Prompt >> Return every line of the listing below word for word, with no changes.
— START —
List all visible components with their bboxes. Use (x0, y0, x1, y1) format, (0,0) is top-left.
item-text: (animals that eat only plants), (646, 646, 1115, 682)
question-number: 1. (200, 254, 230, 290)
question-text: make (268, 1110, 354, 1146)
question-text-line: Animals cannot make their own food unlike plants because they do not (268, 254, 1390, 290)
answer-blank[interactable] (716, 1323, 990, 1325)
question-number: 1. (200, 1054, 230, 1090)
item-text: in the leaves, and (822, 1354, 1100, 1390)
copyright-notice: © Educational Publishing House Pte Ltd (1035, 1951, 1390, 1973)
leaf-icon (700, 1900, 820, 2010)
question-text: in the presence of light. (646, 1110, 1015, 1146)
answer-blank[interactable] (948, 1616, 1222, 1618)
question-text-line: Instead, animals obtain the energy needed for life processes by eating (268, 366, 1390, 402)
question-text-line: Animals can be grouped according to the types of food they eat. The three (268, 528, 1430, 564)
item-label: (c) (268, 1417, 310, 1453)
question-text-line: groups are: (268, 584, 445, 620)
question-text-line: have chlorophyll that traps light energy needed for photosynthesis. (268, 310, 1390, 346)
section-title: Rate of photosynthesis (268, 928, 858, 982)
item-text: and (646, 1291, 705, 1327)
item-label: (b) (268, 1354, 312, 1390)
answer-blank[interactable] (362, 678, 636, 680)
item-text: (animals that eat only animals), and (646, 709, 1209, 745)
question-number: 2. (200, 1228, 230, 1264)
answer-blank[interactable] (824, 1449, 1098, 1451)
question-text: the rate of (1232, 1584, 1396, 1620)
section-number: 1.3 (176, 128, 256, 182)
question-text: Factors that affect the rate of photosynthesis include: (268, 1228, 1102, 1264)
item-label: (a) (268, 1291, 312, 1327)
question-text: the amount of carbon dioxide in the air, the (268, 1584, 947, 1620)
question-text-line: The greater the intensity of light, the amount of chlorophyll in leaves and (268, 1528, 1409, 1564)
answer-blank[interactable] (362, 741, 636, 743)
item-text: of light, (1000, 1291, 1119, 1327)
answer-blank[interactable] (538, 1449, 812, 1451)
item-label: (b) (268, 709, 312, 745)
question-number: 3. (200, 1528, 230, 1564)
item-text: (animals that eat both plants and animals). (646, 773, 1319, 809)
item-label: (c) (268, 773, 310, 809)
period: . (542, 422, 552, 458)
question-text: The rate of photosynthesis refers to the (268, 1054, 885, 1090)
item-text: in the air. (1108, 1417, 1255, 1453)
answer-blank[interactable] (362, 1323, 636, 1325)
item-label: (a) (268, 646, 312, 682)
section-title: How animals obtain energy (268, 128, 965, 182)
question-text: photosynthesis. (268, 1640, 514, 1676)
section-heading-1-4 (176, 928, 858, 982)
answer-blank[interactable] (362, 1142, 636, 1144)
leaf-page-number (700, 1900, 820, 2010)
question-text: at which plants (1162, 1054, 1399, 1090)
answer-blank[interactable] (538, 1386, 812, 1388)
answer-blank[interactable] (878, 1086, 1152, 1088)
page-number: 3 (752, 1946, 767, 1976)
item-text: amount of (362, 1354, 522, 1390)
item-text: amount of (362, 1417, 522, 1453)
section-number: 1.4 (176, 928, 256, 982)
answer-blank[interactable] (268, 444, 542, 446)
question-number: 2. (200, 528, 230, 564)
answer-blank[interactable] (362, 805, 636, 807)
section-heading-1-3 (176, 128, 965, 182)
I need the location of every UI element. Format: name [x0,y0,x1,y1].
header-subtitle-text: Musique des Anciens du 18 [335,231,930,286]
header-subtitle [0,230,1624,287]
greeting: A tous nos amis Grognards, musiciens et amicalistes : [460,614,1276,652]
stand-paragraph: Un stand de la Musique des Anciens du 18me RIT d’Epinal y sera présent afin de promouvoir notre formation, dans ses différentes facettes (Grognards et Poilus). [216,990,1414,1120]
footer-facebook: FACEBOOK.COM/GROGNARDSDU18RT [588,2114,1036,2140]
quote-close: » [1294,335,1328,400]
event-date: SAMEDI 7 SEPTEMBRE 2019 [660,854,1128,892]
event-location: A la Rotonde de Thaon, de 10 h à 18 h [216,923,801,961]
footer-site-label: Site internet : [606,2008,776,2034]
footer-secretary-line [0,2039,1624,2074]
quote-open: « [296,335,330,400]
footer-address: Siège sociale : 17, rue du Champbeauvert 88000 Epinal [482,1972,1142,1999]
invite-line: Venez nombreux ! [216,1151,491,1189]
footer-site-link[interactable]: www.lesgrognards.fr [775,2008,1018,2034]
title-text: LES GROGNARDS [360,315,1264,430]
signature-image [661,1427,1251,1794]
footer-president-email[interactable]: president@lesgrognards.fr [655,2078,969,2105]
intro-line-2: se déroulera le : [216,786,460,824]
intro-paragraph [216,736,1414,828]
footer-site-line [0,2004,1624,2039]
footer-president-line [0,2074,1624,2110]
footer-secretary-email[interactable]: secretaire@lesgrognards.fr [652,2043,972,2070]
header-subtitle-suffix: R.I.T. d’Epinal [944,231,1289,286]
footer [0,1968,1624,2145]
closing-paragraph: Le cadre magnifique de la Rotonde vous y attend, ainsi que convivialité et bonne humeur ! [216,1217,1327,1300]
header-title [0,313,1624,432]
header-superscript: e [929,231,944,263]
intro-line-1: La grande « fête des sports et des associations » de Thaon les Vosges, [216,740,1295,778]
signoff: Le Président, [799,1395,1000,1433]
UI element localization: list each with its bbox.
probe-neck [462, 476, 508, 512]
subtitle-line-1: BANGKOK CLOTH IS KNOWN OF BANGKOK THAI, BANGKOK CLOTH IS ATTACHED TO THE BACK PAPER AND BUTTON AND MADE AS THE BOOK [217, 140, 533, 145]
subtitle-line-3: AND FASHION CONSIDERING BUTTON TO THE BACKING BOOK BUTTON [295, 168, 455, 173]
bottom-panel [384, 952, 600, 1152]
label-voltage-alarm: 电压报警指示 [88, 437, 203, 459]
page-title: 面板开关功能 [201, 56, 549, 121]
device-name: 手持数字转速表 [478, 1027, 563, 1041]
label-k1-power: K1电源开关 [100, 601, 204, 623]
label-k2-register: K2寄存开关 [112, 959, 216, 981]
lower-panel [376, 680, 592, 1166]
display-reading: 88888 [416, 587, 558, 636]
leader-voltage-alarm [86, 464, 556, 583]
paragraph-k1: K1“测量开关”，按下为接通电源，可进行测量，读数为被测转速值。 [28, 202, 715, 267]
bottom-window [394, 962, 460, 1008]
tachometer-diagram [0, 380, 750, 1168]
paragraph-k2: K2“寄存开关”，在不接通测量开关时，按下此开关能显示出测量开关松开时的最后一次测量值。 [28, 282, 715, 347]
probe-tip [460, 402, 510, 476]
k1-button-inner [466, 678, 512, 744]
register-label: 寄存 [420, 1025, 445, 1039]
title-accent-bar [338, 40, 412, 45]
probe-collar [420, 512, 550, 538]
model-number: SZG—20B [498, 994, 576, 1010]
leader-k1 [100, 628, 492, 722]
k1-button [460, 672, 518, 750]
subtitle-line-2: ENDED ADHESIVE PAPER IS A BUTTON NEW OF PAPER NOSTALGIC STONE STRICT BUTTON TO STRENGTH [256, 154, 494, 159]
— END —
Answer in full >>
List all visible components with their bboxes. Use (x0, y0, x1, y1) format, (0,0) is top-left.
item-text: (animals that eat only plants), (646, 646, 1115, 682)
question-number: 1. (200, 254, 230, 290)
question-text: make (268, 1110, 354, 1146)
question-text-line: Animals cannot make their own food unlike plants because they do not (268, 254, 1390, 290)
answer-blank[interactable] (716, 1323, 990, 1325)
question-number: 1. (200, 1054, 230, 1090)
item-text: in the leaves, and (822, 1354, 1100, 1390)
copyright-notice: © Educational Publishing House Pte Ltd (1035, 1951, 1390, 1973)
leaf-icon (700, 1900, 820, 2010)
question-text: in the presence of light. (646, 1110, 1015, 1146)
answer-blank[interactable] (948, 1616, 1222, 1618)
question-text-line: Instead, animals obtain the energy needed for life processes by eating (268, 366, 1390, 402)
question-text-line: Animals can be grouped according to the types of food they eat. The three (268, 528, 1430, 564)
item-label: (c) (268, 1417, 310, 1453)
question-text-line: groups are: (268, 584, 445, 620)
question-text-line: have chlorophyll that traps light energy needed for photosynthesis. (268, 310, 1390, 346)
section-title: Rate of photosynthesis (268, 928, 858, 982)
item-text: and (646, 1291, 705, 1327)
item-label: (b) (268, 1354, 312, 1390)
answer-blank[interactable] (362, 678, 636, 680)
item-text: (animals that eat only animals), and (646, 709, 1209, 745)
question-number: 2. (200, 1228, 230, 1264)
answer-blank[interactable] (824, 1449, 1098, 1451)
question-text: the rate of (1232, 1584, 1396, 1620)
section-number: 1.3 (176, 128, 256, 182)
question-text: Factors that affect the rate of photosynthesis include: (268, 1228, 1102, 1264)
item-label: (a) (268, 1291, 312, 1327)
question-text: the amount of carbon dioxide in the air, the (268, 1584, 947, 1620)
question-text-line: The greater the intensity of light, the amount of chlorophyll in leaves and (268, 1528, 1409, 1564)
answer-blank[interactable] (362, 741, 636, 743)
item-text: of light, (1000, 1291, 1119, 1327)
answer-blank[interactable] (538, 1449, 812, 1451)
item-label: (b) (268, 709, 312, 745)
question-number: 3. (200, 1528, 230, 1564)
item-text: (animals that eat both plants and animals). (646, 773, 1319, 809)
item-label: (c) (268, 773, 310, 809)
period: . (542, 422, 552, 458)
question-text: The rate of photosynthesis refers to the (268, 1054, 885, 1090)
item-text: in the air. (1108, 1417, 1255, 1453)
answer-blank[interactable] (362, 1323, 636, 1325)
item-label: (a) (268, 646, 312, 682)
section-title: How animals obtain energy (268, 128, 965, 182)
question-text: photosynthesis. (268, 1640, 514, 1676)
section-heading-1-4 (176, 928, 858, 982)
answer-blank[interactable] (362, 1142, 636, 1144)
leaf-page-number (700, 1900, 820, 2010)
question-text: at which plants (1162, 1054, 1399, 1090)
answer-blank[interactable] (538, 1386, 812, 1388)
answer-blank[interactable] (878, 1086, 1152, 1088)
page-number: 3 (752, 1946, 767, 1976)
item-text: amount of (362, 1354, 522, 1390)
item-text: amount of (362, 1417, 522, 1453)
section-number: 1.4 (176, 928, 256, 982)
answer-blank[interactable] (268, 444, 542, 446)
question-number: 2. (200, 528, 230, 564)
answer-blank[interactable] (362, 805, 636, 807)
section-heading-1-3 (176, 128, 965, 182)
I need the location of every UI element. Format: name [x0,y0,x1,y1].
header-subtitle-text: Musique des Anciens du 18 [335,231,930,286]
header-subtitle [0,230,1624,287]
greeting: A tous nos amis Grognards, musiciens et amicalistes : [460,614,1276,652]
stand-paragraph: Un stand de la Musique des Anciens du 18me RIT d’Epinal y sera présent afin de promouvoir notre formation, dans ses différentes facettes (Grognards et Poilus). [216,990,1414,1120]
footer-facebook: FACEBOOK.COM/GROGNARDSDU18RT [588,2114,1036,2140]
quote-close: » [1294,335,1328,400]
event-date: SAMEDI 7 SEPTEMBRE 2019 [660,854,1128,892]
event-location: A la Rotonde de Thaon, de 10 h à 18 h [216,923,801,961]
footer-site-label: Site internet : [606,2008,776,2034]
footer-secretary-line [0,2039,1624,2074]
quote-open: « [296,335,330,400]
footer-address: Siège sociale : 17, rue du Champbeauvert 88000 Epinal [482,1972,1142,1999]
invite-line: Venez nombreux ! [216,1151,491,1189]
footer-site-link[interactable]: www.lesgrognards.fr [775,2008,1018,2034]
title-text: LES GROGNARDS [360,315,1264,430]
signature-image [661,1427,1251,1794]
footer-president-email[interactable]: president@lesgrognards.fr [655,2078,969,2105]
intro-line-2: se déroulera le : [216,786,460,824]
intro-paragraph [216,736,1414,828]
footer-site-line [0,2004,1624,2039]
footer-president-line [0,2074,1624,2110]
footer-secretary-email[interactable]: secretaire@lesgrognards.fr [652,2043,972,2070]
header-subtitle-suffix: R.I.T. d’Epinal [944,231,1289,286]
footer [0,1968,1624,2145]
closing-paragraph: Le cadre magnifique de la Rotonde vous y attend, ainsi que convivialité et bonne humeur ! [216,1217,1327,1300]
header-title [0,313,1624,432]
header-superscript: e [929,231,944,263]
intro-line-1: La grande « fête des sports et des associations » de Thaon les Vosges, [216,740,1295,778]
signoff: Le Président, [799,1395,1000,1433]
UI element localization: list each with its bbox.
probe-neck [462, 476, 508, 512]
subtitle-line-1: BANGKOK CLOTH IS KNOWN OF BANGKOK THAI, BANGKOK CLOTH IS ATTACHED TO THE BACK PAPER AND BUTTON AND MADE AS THE BOOK [217, 140, 533, 145]
subtitle-line-3: AND FASHION CONSIDERING BUTTON TO THE BACKING BOOK BUTTON [295, 168, 455, 173]
bottom-panel [384, 952, 600, 1152]
label-voltage-alarm: 电压报警指示 [88, 437, 203, 459]
page-title: 面板开关功能 [201, 56, 549, 121]
device-name: 手持数字转速表 [478, 1027, 563, 1041]
label-k1-power: K1电源开关 [100, 601, 204, 623]
label-k2-register: K2寄存开关 [112, 959, 216, 981]
lower-panel [376, 680, 592, 1166]
display-reading: 88888 [416, 587, 558, 636]
leader-voltage-alarm [86, 464, 556, 583]
paragraph-k1: K1“测量开关”，按下为接通电源，可进行测量，读数为被测转速值。 [28, 202, 715, 267]
bottom-window [394, 962, 460, 1008]
tachometer-diagram [0, 380, 750, 1168]
paragraph-k2: K2“寄存开关”，在不接通测量开关时，按下此开关能显示出测量开关松开时的最后一次测量值。 [28, 282, 715, 347]
probe-tip [460, 402, 510, 476]
k1-button-inner [466, 678, 512, 744]
register-label: 寄存 [420, 1025, 445, 1039]
title-accent-bar [338, 40, 412, 45]
probe-collar [420, 512, 550, 538]
model-number: SZG—20B [498, 994, 576, 1010]
leader-k1 [100, 628, 492, 722]
k1-button [460, 672, 518, 750]
subtitle-line-2: ENDED ADHESIVE PAPER IS A BUTTON NEW OF PAPER NOSTALGIC STONE STRICT BUTTON TO STRENGTH [256, 154, 494, 159]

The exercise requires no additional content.